►

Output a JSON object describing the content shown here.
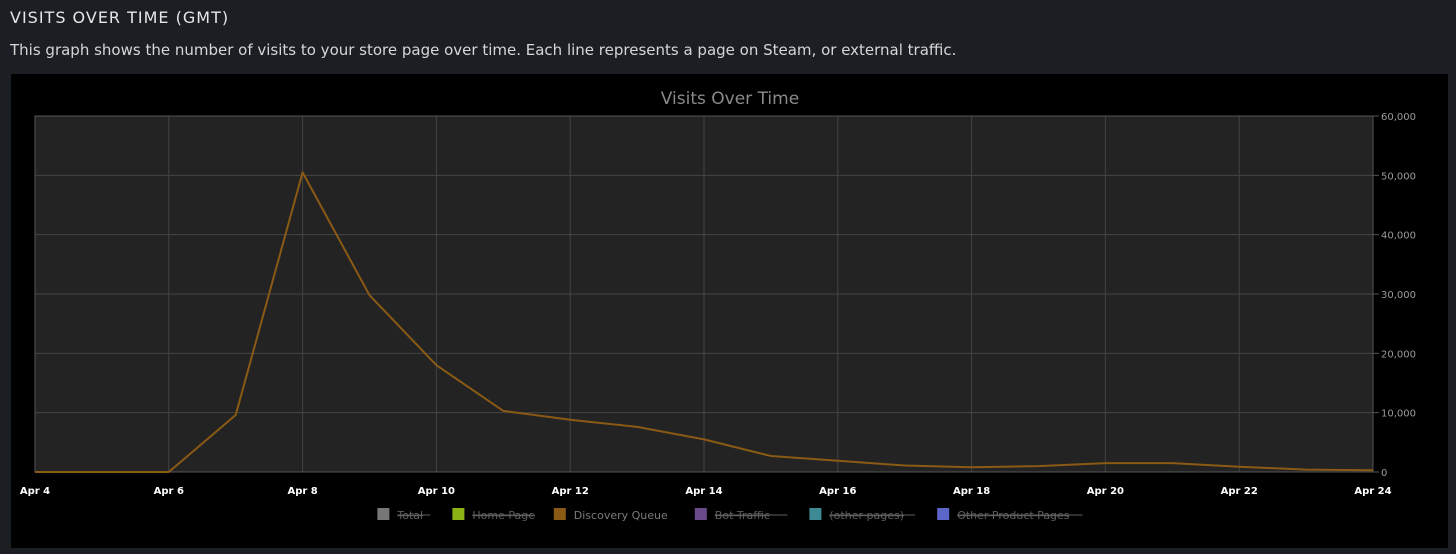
{
  "header": {
    "title": "VISITS OVER TIME (GMT)",
    "description": "This graph shows the number of visits to your store page over time. Each line represents a page on Steam, or external traffic."
  },
  "chart_data": {
    "type": "line",
    "title": "Visits Over Time",
    "xlabel": "",
    "ylabel": "",
    "x": [
      "Apr 4",
      "Apr 5",
      "Apr 6",
      "Apr 7",
      "Apr 8",
      "Apr 9",
      "Apr 10",
      "Apr 11",
      "Apr 12",
      "Apr 13",
      "Apr 14",
      "Apr 15",
      "Apr 16",
      "Apr 17",
      "Apr 18",
      "Apr 19",
      "Apr 20",
      "Apr 21",
      "Apr 22",
      "Apr 23",
      "Apr 24"
    ],
    "x_tick_labels": [
      "Apr 4",
      "Apr 6",
      "Apr 8",
      "Apr 10",
      "Apr 12",
      "Apr 14",
      "Apr 16",
      "Apr 18",
      "Apr 20",
      "Apr 22",
      "Apr 24"
    ],
    "y_tick_labels": [
      "0",
      "10,000",
      "20,000",
      "30,000",
      "40,000",
      "50,000",
      "60,000"
    ],
    "ylim": [
      0,
      60000
    ],
    "grid": true,
    "y_axis_side": "right",
    "legend_position": "bottom-center",
    "series": [
      {
        "name": "Discovery Queue",
        "color": "#8a5a14",
        "visible": true,
        "values": [
          0,
          0,
          0,
          9600,
          50500,
          29800,
          18000,
          10300,
          8800,
          7600,
          5500,
          2700,
          1900,
          1100,
          800,
          1000,
          1500,
          1500,
          900,
          400,
          300
        ]
      }
    ],
    "legend": [
      {
        "label": "Total",
        "color": "#777777",
        "active": false
      },
      {
        "label": "Home Page",
        "color": "#8cb315",
        "active": false
      },
      {
        "label": "Discovery Queue",
        "color": "#8a5a14",
        "active": true
      },
      {
        "label": "Bot Traffic",
        "color": "#6a4a8a",
        "active": false
      },
      {
        "label": "(other pages)",
        "color": "#3d8a95",
        "active": false
      },
      {
        "label": "Other Product Pages",
        "color": "#5b66c8",
        "active": false
      }
    ]
  }
}
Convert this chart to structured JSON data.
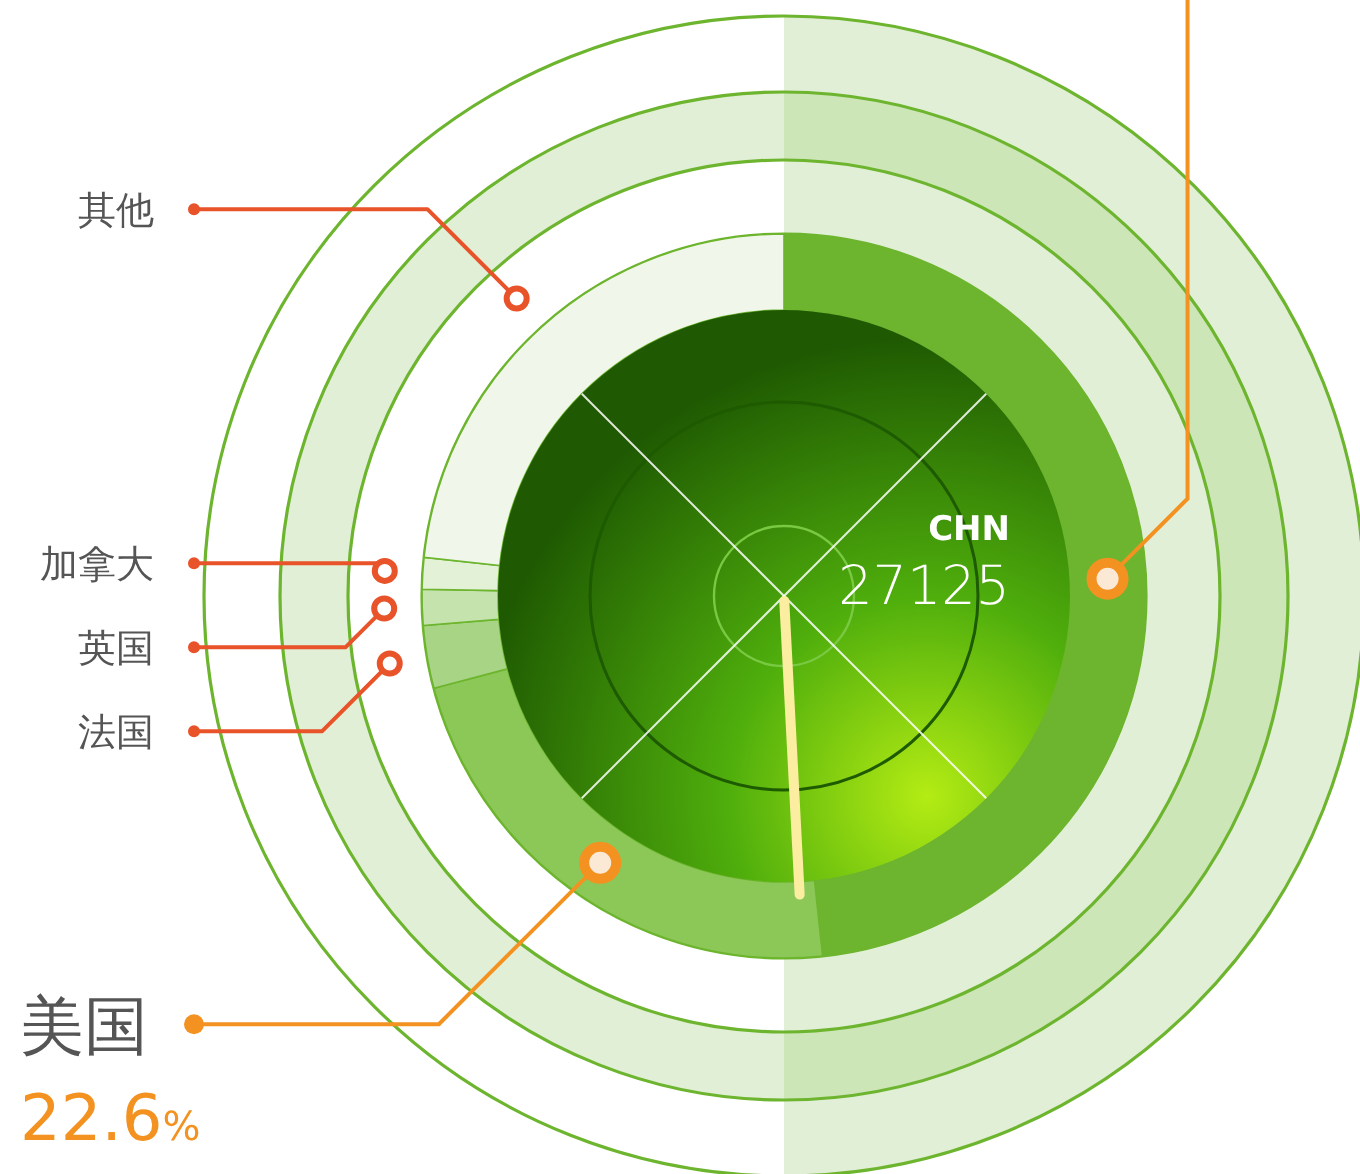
{
  "chart_data": {
    "type": "donut",
    "categories": [
      null,
      "美国",
      "法国",
      "英国",
      "加拿大",
      "其他"
    ],
    "values": [
      48.3,
      22.6,
      2.8,
      1.6,
      1.4,
      23.3
    ],
    "colors": [
      "#6db52e",
      "#8cc857",
      "#a8d485",
      "#c5e3ad",
      "#e3f1d7",
      "#f0f7ea"
    ],
    "value_labels": [
      null,
      "22.6%",
      null,
      null,
      null,
      null
    ],
    "annotations": [
      "CHN",
      "27125"
    ]
  }
}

◄

With the pictures left out, write out exactly the lines from the line containing "Convert this chart to structured JSON data." through the final line.

Convert this chart to structured JSON data.
{
  "chart_data": {
    "type": "donut",
    "categories": [
      null,
      "美国",
      "法国",
      "英国",
      "加拿大",
      "其他"
    ],
    "values": [
      48.3,
      22.6,
      2.8,
      1.6,
      1.4,
      23.3
    ],
    "colors": [
      "#6db52e",
      "#8cc857",
      "#a8d485",
      "#c5e3ad",
      "#e3f1d7",
      "#f0f7ea"
    ],
    "value_labels": [
      null,
      "22.6%",
      null,
      null,
      null,
      null
    ],
    "annotations": [
      "CHN",
      "27125"
    ]
  }
}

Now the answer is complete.